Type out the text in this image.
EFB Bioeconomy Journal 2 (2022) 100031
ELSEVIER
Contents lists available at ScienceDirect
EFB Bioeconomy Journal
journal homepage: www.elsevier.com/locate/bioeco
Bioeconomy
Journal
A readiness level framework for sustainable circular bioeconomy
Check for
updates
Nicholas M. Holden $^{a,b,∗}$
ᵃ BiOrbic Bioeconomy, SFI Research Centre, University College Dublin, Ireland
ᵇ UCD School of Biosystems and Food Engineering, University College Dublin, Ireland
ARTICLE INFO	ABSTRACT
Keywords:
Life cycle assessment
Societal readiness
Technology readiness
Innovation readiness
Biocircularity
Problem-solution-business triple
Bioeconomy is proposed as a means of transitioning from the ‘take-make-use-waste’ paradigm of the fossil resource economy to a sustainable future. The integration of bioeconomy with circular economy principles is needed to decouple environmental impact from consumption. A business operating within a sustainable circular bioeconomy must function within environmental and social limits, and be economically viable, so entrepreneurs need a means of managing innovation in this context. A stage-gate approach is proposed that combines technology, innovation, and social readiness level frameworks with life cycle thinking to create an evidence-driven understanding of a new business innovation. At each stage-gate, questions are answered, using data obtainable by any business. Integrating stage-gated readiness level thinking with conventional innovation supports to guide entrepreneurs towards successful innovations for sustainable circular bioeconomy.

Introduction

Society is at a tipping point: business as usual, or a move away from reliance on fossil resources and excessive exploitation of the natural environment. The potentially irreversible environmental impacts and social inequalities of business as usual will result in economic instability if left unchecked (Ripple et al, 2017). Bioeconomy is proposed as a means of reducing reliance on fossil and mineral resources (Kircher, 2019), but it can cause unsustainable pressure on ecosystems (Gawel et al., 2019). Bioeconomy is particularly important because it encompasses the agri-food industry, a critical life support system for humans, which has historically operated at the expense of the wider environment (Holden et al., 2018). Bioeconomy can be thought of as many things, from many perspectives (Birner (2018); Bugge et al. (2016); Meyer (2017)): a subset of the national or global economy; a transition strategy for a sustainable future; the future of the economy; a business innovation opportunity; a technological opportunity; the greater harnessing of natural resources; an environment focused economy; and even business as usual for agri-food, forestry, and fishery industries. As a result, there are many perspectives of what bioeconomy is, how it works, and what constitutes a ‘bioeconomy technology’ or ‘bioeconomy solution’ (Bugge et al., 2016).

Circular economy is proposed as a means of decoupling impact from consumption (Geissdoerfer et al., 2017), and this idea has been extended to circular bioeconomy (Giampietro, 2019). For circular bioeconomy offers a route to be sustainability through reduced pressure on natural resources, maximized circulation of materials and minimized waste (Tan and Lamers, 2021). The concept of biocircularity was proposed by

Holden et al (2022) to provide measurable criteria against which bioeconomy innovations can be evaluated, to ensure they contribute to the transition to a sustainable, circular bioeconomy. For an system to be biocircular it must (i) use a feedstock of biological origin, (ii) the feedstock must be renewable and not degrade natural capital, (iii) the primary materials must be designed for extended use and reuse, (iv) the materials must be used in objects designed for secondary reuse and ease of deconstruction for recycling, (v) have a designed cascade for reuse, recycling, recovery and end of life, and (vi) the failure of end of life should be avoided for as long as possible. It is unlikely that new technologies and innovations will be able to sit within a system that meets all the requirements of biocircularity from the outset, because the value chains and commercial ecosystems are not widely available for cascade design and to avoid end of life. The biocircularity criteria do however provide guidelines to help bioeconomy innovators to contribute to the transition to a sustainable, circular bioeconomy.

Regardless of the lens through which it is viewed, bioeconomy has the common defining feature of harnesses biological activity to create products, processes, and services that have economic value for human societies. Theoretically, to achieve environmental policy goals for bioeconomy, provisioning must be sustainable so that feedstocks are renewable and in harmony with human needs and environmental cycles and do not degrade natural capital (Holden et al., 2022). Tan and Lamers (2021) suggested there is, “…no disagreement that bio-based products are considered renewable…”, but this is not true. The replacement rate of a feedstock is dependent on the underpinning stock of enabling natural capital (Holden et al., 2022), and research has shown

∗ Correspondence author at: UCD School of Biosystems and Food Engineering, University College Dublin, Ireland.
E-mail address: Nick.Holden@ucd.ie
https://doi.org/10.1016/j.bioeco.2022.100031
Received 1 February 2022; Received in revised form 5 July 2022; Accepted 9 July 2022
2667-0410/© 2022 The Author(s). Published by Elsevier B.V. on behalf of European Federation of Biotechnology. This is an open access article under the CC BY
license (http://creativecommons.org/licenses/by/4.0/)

Exercise details:
Report the number of lines above that contain the word "pressure", and only that number.

Complete answer:
2